Aim: Find the word "Weak" in the records below. List each line containing it.
-- start Dataset entries --
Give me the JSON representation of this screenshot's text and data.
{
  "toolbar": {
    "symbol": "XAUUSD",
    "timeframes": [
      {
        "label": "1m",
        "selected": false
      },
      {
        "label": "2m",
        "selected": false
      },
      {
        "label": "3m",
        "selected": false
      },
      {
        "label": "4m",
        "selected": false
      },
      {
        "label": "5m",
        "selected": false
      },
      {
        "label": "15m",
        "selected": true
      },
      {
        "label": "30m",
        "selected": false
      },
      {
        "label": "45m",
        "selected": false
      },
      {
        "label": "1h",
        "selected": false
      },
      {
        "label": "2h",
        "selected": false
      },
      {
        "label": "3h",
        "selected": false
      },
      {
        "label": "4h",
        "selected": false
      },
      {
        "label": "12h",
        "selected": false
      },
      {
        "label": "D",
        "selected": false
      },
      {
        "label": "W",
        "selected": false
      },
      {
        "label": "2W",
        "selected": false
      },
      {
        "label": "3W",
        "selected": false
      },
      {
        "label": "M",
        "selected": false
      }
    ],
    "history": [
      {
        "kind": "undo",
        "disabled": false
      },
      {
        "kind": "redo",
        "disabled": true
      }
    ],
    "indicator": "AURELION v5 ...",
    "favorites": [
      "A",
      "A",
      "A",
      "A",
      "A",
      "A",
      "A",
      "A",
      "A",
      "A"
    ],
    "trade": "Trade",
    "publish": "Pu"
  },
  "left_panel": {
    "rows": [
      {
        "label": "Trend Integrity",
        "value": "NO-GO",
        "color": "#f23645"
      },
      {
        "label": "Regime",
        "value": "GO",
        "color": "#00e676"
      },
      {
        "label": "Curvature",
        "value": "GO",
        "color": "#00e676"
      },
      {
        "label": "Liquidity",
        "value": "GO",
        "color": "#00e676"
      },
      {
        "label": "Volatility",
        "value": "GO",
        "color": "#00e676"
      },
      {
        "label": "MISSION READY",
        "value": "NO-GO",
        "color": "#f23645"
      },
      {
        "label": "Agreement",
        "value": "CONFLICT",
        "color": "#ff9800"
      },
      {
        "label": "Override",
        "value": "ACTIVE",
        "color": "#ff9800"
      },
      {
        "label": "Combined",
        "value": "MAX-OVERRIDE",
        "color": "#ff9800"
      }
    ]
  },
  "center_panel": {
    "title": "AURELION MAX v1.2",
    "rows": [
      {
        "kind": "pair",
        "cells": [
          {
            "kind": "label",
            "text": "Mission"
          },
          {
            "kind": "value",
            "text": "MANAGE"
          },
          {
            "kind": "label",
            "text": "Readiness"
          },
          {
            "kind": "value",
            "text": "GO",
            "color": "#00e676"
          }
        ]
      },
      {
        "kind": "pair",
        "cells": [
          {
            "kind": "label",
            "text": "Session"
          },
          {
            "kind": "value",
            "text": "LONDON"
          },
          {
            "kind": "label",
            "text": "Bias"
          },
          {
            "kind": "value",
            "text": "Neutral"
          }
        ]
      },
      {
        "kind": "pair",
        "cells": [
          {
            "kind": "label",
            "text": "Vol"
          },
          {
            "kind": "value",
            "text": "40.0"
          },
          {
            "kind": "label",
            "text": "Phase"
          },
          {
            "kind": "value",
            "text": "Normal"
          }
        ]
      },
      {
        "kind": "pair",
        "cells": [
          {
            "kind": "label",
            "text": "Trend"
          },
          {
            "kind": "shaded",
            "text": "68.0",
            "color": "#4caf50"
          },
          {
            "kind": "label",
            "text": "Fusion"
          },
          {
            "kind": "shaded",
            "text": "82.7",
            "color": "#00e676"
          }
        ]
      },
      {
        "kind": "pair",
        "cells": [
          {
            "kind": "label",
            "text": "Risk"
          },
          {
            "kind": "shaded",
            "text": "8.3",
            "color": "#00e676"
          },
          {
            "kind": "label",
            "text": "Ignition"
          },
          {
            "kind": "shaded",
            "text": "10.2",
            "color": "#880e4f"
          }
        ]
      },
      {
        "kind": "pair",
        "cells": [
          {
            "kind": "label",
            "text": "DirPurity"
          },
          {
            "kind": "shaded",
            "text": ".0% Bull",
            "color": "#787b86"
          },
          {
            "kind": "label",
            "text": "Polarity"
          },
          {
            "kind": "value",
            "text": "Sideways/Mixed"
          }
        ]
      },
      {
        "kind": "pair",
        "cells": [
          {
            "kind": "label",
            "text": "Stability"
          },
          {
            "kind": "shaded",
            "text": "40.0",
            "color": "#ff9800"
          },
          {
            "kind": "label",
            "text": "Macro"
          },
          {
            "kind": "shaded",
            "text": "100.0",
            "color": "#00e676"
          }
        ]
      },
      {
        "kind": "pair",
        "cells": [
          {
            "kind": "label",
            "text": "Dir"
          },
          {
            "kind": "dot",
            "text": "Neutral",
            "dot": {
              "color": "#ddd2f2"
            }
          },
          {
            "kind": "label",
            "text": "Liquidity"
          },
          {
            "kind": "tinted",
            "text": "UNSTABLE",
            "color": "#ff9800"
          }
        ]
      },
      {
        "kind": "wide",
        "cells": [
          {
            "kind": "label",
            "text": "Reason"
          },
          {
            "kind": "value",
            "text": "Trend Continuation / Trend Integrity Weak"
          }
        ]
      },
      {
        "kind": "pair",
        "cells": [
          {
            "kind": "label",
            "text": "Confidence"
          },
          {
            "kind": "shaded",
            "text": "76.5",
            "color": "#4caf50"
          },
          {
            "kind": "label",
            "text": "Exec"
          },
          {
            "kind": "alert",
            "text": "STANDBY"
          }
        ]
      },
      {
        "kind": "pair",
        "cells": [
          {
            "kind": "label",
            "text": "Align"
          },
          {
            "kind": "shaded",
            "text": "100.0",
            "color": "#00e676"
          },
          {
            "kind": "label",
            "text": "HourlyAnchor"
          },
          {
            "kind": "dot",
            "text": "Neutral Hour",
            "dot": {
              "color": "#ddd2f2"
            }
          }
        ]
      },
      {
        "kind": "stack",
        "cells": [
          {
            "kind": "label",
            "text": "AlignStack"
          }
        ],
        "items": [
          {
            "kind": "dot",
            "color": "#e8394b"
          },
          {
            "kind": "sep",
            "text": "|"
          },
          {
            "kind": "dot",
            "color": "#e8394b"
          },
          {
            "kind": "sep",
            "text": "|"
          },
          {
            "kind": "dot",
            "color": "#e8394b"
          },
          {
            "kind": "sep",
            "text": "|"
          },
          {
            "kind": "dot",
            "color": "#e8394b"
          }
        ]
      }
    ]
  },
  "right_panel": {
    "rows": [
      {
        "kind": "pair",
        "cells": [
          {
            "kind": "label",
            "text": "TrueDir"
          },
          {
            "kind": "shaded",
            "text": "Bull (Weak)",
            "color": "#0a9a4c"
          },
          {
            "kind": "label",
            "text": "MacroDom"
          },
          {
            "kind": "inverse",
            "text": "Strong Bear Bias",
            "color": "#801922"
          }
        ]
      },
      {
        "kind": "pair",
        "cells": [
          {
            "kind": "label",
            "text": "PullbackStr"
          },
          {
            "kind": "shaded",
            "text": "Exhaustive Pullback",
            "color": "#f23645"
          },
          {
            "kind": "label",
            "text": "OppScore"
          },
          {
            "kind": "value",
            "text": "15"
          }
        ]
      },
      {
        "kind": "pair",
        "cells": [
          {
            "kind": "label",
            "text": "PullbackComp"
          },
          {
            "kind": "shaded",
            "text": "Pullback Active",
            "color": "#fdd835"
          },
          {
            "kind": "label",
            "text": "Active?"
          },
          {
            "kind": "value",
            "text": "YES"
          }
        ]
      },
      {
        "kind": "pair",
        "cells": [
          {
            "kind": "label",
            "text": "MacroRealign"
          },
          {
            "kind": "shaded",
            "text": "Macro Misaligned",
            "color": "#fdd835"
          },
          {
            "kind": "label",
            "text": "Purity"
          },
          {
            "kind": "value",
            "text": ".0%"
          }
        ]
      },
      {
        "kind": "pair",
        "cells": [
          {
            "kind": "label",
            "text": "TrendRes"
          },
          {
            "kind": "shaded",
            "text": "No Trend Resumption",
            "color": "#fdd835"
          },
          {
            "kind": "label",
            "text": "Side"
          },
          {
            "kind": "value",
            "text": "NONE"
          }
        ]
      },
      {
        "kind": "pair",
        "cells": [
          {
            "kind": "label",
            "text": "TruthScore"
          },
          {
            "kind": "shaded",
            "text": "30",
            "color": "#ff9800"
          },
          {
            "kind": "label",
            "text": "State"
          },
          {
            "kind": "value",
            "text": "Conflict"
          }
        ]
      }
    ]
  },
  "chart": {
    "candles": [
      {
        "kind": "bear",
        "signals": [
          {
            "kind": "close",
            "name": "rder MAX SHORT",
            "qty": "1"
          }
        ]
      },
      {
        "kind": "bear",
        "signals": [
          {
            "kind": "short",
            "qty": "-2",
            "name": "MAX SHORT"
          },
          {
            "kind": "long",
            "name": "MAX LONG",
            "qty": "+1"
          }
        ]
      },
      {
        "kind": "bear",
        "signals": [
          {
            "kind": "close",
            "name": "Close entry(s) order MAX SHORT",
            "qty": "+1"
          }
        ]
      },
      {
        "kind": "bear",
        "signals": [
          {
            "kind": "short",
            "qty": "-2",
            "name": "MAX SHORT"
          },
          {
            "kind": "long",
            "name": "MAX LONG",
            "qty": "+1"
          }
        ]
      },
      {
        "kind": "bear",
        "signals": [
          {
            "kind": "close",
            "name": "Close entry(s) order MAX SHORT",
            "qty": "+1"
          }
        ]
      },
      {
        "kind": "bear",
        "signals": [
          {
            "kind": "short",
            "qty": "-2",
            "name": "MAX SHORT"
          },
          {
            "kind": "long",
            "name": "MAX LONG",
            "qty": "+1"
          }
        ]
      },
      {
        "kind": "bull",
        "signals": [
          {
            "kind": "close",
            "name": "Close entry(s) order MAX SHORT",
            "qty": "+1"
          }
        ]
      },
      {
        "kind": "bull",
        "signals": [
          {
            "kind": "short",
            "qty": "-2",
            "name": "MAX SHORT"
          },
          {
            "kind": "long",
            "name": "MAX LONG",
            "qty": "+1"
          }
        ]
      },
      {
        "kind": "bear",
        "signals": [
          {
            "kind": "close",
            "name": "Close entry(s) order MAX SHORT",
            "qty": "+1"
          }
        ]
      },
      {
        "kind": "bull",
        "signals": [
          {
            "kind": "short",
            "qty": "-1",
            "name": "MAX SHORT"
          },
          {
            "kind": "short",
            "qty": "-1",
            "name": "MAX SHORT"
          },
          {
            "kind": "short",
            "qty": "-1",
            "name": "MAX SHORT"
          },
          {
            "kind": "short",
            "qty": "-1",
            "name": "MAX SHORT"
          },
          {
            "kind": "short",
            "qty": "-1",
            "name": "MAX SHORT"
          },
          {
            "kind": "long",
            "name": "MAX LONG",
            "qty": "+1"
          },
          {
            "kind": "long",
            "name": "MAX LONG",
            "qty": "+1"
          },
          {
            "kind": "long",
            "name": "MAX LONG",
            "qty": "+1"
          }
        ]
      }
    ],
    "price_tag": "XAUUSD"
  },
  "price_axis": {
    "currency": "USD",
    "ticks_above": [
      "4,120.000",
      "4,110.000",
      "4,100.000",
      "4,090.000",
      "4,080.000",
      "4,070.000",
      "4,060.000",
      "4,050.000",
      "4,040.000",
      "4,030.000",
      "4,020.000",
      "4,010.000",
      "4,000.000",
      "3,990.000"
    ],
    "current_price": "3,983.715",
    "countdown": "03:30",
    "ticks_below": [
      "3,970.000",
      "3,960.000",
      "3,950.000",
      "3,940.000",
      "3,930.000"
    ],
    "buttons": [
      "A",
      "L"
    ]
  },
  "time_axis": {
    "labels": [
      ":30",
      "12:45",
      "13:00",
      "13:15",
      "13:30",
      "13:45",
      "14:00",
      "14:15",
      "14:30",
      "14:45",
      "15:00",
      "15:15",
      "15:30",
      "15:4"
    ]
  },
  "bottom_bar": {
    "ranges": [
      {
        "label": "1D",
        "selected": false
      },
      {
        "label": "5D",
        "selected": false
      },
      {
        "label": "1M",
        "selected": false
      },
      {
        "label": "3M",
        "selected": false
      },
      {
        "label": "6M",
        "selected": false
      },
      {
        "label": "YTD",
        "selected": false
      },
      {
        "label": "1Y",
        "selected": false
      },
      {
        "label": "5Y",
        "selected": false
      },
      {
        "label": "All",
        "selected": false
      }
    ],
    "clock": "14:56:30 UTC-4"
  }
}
-- end Dataset entries --
Response for this exercise:
            "text": "Trend Continuation / Trend Integrity Weak"
            "text": "Bull (Weak)",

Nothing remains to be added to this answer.